Dataset items:
----

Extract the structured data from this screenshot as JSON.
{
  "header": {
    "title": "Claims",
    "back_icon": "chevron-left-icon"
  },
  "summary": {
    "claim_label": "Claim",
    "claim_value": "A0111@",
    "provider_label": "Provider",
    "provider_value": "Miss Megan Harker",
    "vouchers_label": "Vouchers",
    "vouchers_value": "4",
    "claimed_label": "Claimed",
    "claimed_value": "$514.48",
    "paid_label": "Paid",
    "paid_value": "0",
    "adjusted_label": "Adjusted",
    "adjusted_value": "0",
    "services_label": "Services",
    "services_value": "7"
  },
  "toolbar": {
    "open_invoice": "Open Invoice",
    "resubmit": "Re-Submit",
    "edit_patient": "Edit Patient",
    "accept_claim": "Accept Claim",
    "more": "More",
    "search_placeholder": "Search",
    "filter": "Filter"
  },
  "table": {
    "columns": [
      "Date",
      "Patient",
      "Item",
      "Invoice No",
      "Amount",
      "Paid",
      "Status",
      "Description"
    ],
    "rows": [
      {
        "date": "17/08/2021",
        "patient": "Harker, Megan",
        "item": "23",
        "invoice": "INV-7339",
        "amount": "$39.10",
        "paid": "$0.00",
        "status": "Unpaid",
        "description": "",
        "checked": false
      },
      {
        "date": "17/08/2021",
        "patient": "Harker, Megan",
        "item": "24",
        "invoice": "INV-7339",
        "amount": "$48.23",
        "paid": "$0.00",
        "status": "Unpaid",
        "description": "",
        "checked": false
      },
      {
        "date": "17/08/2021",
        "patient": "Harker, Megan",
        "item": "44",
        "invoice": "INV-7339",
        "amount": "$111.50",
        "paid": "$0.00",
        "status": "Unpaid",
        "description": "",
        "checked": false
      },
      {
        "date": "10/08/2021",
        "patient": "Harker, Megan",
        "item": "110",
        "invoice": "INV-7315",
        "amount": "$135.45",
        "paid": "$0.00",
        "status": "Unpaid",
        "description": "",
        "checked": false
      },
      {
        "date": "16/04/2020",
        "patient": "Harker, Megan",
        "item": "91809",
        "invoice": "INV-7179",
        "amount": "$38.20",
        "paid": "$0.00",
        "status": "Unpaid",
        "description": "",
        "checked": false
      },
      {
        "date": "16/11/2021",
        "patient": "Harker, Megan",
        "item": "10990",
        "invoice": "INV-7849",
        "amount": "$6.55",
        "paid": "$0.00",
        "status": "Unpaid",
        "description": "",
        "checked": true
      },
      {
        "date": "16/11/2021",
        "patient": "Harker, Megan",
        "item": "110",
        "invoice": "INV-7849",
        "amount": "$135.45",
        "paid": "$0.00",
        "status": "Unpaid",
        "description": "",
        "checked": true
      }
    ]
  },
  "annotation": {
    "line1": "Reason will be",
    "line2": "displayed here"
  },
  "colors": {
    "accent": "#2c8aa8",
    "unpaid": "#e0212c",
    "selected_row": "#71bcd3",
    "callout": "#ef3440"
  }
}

----

## Goal
Every line of the data above should be copied exactly.

## Exercise answer
Extract the structured data from this screenshot as JSON.
{
  "header": {
    "title": "Claims",
    "back_icon": "chevron-left-icon"
  },
  "summary": {
    "claim_label": "Claim",
    "claim_value": "A0111@",
    "provider_label": "Provider",
    "provider_value": "Miss Megan Harker",
    "vouchers_label": "Vouchers",
    "vouchers_value": "4",
    "claimed_label": "Claimed",
    "claimed_value": "$514.48",
    "paid_label": "Paid",
    "paid_value": "0",
    "adjusted_label": "Adjusted",
    "adjusted_value": "0",
    "services_label": "Services",
    "services_value": "7"
  },
  "toolbar": {
    "open_invoice": "Open Invoice",
    "resubmit": "Re-Submit",
    "edit_patient": "Edit Patient",
    "accept_claim": "Accept Claim",
    "more": "More",
    "search_placeholder": "Search",
    "filter": "Filter"
  },
  "table": {
    "columns": [
      "Date",
      "Patient",
      "Item",
      "Invoice No",
      "Amount",
      "Paid",
      "Status",
      "Description"
    ],
    "rows": [
      {
        "date": "17/08/2021",
        "patient": "Harker, Megan",
        "item": "23",
        "invoice": "INV-7339",
        "amount": "$39.10",
        "paid": "$0.00",
        "status": "Unpaid",
        "description": "",
        "checked": false
      },
      {
        "date": "17/08/2021",
        "patient": "Harker, Megan",
        "item": "24",
        "invoice": "INV-7339",
        "amount": "$48.23",
        "paid": "$0.00",
        "status": "Unpaid",
        "description": "",
        "checked": false
      },
      {
        "date": "17/08/2021",
        "patient": "Harker, Megan",
        "item": "44",
        "invoice": "INV-7339",
        "amount": "$111.50",
        "paid": "$0.00",
        "status": "Unpaid",
        "description": "",
        "checked": false
      },
      {
        "date": "10/08/2021",
        "patient": "Harker, Megan",
        "item": "110",
        "invoice": "INV-7315",
        "amount": "$135.45",
        "paid": "$0.00",
        "status": "Unpaid",
        "description": "",
        "checked": false
      },
      {
        "date": "16/04/2020",
        "patient": "Harker, Megan",
        "item": "91809",
        "invoice": "INV-7179",
        "amount": "$38.20",
        "paid": "$0.00",
        "status": "Unpaid",
        "description": "",
        "checked": false
      },
      {
        "date": "16/11/2021",
        "patient": "Harker, Megan",
        "item": "10990",
        "invoice": "INV-7849",
        "amount": "$6.55",
        "paid": "$0.00",
        "status": "Unpaid",
        "description": "",
        "checked": true
      },
      {
        "date": "16/11/2021",
        "patient": "Harker, Megan",
        "item": "110",
        "invoice": "INV-7849",
        "amount": "$135.45",
        "paid": "$0.00",
        "status": "Unpaid",
        "description": "",
        "checked": true
      }
    ]
  },
  "annotation": {
    "line1": "Reason will be",
    "line2": "displayed here"
  },
  "colors": {
    "accent": "#2c8aa8",
    "unpaid": "#e0212c",
    "selected_row": "#71bcd3",
    "callout": "#ef3440"
  }
}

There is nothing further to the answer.